(Page extract):
252: Your Marketing Strategy is BROKEN—Here’s Why You’re Not Getting Results with Joe Hughes

Spray-and-Pray Is Killing Your ROI

If you’re throwing money into marketing without a clear plan — and hoping something sticks — you’re not alone. Joseph Hughes sees it every day. As the founder of Contractor Dynamics, a marketing training company for roofers, Joe’s mission is to help contractors take control of their marketing, measure results, and build repeatable systems.

In this episode, Joe and Jim unpack why most roofing companies aren’t getting the ROI they expect from marketing and what to do about it.


From Marketing Chaos to Clarity

The biggest issue Joe sees? Roofing contractors don’t know what’s working — or worse, they don’t even know what they’re spending. Between yard signs, SEO, swag, Google ads, and more, it’s easy to lose track.

“You’ve got to stop being the roofer who hires five different marketing subs and has no idea what any of them are doing.”

Joe introduces a core concept: be the general contractor of your own marketing. You don’t have to do all the work — but someone on your team needs to plan, coordinate, and verify results.


Your Marketing Team: In-House, Outsourced, or Hybrid?

Marketing shouldn’t be a mystery — and you don’t need a six-figure hire to get it under control. Joe breaks down a practical structure:

  • Start small: Hire a part-time marketing coordinator (even a trusted family member) to own the calendar, track performance, and manage vendors.
  • Grow with intention: As your business scales, hire a full-time marketing manager (typical salary range: $50–80K depending on location).
  • Stay involved: Owners don’t have to run campaigns, but they must stay engaged. Set expectations, know your numbers, and keep communication flowing.

“There is no easy button. You can’t outsource responsibility.”


Define Your Ideal Customer and Work Backward

Before you pick a platform or launch an ad, Joe says you need clarity on two things:

  1. Who is your ideal customer?
    Age, income level, home value, lifestyle, buying preferences.
  2. What’s your ideal project?

(What you are asked to do):
Reproduce word for word the part of the episode summary between "Define Your Ideal" and "lifestyle, buying preferences.", inclusive. The entries that follow were taken from a separate source.

(Stored dataset items)
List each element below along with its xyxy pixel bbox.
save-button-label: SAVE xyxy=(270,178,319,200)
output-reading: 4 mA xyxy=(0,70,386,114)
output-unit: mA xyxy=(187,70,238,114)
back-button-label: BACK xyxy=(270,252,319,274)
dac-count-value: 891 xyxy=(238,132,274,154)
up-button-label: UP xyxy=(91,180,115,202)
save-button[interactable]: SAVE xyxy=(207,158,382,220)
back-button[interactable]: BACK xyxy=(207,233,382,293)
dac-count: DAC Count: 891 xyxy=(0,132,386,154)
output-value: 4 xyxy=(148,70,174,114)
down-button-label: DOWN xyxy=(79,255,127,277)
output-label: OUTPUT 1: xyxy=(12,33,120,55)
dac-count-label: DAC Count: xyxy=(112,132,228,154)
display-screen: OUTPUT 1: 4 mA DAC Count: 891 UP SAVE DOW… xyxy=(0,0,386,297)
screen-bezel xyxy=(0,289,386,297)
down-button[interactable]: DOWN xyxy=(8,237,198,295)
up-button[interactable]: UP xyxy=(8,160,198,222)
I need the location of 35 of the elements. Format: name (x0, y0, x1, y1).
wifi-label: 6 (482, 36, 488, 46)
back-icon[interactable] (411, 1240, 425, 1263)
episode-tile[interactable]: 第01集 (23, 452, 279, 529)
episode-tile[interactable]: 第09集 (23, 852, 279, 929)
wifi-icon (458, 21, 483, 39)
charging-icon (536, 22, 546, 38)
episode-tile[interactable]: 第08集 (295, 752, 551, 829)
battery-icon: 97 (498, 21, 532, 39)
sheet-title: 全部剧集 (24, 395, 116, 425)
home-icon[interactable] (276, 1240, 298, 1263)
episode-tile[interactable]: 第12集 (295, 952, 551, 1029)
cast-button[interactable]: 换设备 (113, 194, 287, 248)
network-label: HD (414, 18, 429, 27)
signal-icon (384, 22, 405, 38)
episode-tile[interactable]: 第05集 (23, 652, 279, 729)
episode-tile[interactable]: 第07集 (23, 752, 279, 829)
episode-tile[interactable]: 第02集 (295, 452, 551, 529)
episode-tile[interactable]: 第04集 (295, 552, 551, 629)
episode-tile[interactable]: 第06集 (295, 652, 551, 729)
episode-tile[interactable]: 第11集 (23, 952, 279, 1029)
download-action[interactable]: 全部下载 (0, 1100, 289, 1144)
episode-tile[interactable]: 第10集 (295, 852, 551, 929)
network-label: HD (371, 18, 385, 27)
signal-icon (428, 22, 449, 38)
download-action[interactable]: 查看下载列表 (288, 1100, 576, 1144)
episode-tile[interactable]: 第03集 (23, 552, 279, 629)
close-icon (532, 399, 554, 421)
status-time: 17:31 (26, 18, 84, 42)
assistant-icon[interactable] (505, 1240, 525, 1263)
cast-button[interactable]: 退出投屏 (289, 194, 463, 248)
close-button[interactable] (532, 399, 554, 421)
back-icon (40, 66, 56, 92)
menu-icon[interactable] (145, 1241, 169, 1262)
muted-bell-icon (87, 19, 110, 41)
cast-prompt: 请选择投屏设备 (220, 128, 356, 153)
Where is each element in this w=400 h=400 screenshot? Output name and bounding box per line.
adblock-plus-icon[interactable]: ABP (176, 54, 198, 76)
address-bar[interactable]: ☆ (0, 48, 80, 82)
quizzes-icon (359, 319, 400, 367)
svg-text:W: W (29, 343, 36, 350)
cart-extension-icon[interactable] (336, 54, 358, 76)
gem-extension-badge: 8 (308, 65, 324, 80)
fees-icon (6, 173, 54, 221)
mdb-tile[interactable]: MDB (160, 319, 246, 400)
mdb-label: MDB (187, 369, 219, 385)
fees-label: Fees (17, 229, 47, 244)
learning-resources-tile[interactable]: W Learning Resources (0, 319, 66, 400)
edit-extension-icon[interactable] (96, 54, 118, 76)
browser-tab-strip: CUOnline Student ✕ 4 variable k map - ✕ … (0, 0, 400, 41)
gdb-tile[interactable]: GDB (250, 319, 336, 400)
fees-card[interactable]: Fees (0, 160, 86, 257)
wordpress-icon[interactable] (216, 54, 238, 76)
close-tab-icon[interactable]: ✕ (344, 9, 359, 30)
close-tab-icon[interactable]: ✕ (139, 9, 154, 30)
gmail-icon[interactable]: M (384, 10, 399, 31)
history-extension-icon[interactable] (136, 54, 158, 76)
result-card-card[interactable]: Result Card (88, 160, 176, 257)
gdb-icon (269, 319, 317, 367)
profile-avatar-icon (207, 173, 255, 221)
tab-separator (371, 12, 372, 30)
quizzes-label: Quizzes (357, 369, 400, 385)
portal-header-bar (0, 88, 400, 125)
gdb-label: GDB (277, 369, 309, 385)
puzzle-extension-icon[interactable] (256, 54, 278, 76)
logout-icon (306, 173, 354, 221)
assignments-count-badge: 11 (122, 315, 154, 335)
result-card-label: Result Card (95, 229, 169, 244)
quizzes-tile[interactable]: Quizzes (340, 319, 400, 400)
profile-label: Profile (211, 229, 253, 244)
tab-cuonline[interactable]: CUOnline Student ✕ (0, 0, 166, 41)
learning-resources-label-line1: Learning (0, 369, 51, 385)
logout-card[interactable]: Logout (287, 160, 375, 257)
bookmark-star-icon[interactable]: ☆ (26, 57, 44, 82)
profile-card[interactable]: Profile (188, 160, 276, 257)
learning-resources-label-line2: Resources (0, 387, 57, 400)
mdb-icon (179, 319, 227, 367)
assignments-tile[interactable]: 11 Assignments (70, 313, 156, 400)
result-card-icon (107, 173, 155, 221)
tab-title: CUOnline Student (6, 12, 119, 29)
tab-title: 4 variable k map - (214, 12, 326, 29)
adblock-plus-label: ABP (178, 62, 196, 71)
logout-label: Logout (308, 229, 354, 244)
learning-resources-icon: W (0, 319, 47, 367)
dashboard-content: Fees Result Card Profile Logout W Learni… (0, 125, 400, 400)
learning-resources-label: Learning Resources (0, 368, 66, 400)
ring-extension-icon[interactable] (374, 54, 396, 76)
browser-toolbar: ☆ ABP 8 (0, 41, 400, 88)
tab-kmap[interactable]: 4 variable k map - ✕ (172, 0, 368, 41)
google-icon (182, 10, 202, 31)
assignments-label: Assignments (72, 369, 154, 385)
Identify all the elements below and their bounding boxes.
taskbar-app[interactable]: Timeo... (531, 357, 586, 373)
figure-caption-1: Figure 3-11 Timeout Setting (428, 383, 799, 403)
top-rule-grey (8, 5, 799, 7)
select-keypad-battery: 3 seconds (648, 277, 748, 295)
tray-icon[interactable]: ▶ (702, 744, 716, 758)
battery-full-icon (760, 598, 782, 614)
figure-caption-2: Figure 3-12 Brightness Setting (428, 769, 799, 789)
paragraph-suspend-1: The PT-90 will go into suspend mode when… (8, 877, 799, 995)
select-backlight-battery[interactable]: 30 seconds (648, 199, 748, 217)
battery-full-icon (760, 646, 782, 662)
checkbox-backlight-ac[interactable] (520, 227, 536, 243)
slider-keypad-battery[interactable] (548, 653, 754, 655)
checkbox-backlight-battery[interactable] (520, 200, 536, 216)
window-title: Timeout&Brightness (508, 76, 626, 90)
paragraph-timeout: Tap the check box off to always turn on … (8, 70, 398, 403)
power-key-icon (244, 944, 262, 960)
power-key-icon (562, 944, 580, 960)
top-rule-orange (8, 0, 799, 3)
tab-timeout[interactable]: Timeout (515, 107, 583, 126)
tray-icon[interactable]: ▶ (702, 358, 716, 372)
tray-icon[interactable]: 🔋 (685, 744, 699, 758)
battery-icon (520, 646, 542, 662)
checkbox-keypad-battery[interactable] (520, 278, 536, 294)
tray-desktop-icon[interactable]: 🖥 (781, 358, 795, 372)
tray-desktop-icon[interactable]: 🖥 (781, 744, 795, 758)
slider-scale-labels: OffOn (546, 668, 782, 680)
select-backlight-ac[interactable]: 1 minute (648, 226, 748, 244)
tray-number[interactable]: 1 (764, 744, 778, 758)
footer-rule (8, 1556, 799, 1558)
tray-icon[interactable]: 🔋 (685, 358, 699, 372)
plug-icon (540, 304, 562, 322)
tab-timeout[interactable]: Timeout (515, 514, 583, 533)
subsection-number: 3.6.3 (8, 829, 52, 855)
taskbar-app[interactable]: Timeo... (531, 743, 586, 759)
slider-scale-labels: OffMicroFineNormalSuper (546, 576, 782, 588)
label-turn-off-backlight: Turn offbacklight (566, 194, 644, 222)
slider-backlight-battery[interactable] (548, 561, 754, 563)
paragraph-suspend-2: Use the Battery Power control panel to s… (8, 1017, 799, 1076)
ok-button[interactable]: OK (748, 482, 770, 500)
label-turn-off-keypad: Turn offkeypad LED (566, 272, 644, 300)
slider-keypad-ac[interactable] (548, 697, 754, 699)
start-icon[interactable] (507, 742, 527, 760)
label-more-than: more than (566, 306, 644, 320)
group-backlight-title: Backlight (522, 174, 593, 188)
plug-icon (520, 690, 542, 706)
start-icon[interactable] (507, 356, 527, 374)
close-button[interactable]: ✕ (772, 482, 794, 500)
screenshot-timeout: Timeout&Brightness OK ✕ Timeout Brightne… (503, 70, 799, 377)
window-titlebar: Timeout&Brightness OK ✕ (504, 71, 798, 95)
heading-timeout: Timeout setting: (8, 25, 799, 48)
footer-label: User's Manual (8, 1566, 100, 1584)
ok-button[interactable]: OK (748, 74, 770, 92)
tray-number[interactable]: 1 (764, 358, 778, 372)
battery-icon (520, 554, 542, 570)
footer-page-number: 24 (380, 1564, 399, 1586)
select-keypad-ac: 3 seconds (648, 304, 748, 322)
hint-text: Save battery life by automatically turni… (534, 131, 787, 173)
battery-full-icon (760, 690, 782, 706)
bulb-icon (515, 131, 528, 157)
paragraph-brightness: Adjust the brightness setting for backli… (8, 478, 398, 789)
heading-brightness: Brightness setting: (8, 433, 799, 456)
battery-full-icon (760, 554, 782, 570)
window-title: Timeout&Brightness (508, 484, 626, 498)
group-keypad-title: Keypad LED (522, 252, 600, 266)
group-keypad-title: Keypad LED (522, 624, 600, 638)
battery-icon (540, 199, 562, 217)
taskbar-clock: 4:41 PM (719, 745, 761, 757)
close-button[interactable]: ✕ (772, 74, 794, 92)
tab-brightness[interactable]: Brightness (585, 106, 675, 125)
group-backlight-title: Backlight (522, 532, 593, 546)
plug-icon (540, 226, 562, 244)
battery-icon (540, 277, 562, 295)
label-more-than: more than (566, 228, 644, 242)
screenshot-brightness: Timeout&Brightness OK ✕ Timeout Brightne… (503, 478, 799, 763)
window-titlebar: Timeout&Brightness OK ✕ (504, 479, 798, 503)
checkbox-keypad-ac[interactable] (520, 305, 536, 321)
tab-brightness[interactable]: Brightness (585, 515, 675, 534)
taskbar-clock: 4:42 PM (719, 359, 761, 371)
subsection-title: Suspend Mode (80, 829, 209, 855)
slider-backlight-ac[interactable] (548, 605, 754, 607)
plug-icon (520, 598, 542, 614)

(Full response):
Define Your Ideal Customer and Work Backward

Before you pick a platform or launch an ad, Joe says you need clarity on two things:

  1. Who is your ideal customer?
    Age, income level, home value, lifestyle, buying preferences.